GIVEN EXERCISE: Answer with the number of lines in the listing below that contain the word "stone", and nothing else.

+++ RECORDS TO USE +++

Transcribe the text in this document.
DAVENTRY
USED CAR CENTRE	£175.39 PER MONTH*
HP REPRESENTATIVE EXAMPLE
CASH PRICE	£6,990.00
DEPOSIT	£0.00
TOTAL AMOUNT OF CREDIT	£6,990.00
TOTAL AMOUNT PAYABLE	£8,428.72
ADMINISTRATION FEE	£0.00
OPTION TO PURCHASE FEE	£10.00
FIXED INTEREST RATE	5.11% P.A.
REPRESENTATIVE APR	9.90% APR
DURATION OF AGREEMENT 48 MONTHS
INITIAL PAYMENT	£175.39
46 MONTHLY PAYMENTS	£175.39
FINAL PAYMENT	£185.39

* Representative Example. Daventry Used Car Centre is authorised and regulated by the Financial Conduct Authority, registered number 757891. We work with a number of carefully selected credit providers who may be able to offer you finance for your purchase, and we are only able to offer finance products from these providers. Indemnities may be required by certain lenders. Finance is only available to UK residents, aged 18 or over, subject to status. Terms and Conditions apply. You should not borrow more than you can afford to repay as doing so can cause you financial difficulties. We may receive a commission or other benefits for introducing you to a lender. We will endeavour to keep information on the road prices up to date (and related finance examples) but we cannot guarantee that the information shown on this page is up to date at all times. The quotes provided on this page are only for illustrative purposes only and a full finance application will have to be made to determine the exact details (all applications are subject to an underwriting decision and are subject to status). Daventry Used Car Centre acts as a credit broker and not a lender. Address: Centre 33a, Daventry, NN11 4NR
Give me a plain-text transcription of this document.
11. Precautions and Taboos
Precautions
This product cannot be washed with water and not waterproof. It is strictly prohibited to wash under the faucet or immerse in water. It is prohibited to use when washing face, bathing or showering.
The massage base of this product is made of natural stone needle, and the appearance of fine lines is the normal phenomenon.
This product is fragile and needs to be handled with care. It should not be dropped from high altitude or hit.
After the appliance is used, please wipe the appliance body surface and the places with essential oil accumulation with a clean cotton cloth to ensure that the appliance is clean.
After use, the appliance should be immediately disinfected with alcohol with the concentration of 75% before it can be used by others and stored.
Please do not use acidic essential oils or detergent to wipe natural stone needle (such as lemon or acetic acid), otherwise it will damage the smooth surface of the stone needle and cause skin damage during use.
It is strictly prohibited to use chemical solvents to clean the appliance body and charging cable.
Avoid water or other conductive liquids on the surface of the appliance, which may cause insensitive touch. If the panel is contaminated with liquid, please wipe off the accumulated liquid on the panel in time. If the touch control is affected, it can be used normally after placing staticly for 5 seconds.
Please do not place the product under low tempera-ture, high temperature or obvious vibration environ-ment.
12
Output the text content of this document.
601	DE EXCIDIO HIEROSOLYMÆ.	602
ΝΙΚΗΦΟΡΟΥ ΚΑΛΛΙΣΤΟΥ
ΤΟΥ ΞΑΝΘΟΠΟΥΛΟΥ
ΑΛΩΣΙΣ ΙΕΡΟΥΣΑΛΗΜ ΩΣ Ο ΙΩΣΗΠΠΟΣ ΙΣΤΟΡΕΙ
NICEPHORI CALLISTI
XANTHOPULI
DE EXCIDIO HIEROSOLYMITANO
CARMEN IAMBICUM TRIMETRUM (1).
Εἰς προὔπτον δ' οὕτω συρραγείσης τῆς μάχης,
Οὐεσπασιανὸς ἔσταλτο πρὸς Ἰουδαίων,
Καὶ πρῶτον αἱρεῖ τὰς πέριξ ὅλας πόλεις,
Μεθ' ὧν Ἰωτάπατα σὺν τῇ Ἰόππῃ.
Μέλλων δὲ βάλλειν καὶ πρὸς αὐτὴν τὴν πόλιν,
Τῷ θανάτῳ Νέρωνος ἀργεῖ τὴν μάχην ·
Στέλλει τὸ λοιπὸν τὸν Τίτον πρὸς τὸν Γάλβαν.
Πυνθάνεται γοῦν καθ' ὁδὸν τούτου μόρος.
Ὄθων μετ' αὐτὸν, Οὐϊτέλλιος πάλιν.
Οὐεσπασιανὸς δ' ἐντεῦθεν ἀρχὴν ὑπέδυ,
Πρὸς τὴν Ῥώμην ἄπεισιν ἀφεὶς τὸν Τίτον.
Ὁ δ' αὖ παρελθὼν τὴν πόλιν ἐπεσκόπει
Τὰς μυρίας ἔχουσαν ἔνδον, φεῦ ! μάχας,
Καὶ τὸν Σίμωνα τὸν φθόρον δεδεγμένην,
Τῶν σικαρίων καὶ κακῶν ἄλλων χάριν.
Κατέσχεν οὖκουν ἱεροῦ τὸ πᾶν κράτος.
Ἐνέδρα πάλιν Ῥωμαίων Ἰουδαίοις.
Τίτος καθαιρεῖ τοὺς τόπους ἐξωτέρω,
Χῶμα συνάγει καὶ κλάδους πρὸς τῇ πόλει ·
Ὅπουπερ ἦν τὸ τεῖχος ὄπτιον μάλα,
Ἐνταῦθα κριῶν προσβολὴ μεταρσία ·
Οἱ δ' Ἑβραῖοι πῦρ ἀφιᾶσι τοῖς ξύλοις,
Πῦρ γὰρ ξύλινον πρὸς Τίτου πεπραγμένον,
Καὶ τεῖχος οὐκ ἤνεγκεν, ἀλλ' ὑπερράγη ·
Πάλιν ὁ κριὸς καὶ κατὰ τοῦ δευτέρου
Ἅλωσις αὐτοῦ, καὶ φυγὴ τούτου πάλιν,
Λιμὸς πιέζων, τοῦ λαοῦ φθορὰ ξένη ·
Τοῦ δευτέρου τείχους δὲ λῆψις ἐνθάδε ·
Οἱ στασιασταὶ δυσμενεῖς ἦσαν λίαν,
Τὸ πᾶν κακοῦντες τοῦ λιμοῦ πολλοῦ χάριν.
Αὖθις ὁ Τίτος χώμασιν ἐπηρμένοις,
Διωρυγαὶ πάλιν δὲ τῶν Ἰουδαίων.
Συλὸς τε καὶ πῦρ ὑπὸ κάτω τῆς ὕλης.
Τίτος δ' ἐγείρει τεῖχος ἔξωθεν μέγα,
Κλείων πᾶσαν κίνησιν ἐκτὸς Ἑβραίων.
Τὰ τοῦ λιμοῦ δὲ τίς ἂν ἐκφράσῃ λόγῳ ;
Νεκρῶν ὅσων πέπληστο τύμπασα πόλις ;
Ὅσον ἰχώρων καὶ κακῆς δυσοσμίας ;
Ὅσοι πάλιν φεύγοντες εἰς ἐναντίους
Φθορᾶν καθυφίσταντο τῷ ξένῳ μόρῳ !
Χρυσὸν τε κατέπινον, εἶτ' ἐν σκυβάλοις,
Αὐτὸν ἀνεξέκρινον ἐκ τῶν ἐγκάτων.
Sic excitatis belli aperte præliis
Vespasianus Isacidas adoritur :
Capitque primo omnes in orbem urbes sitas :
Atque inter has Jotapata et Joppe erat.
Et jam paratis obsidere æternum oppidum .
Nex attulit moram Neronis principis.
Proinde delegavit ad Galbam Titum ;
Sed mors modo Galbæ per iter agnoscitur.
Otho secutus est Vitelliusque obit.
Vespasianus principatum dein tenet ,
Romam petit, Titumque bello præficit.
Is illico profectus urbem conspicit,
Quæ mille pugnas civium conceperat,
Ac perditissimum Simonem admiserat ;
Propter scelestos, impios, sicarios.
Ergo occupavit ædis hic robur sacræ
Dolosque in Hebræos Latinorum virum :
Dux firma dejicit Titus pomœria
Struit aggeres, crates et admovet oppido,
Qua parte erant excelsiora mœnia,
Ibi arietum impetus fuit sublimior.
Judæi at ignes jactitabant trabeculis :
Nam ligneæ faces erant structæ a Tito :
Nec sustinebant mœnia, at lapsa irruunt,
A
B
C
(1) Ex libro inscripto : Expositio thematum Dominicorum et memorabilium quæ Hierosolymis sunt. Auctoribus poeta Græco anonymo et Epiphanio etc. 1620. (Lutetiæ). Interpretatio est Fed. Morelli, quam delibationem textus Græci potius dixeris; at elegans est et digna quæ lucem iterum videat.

+++

THE REPLY: 2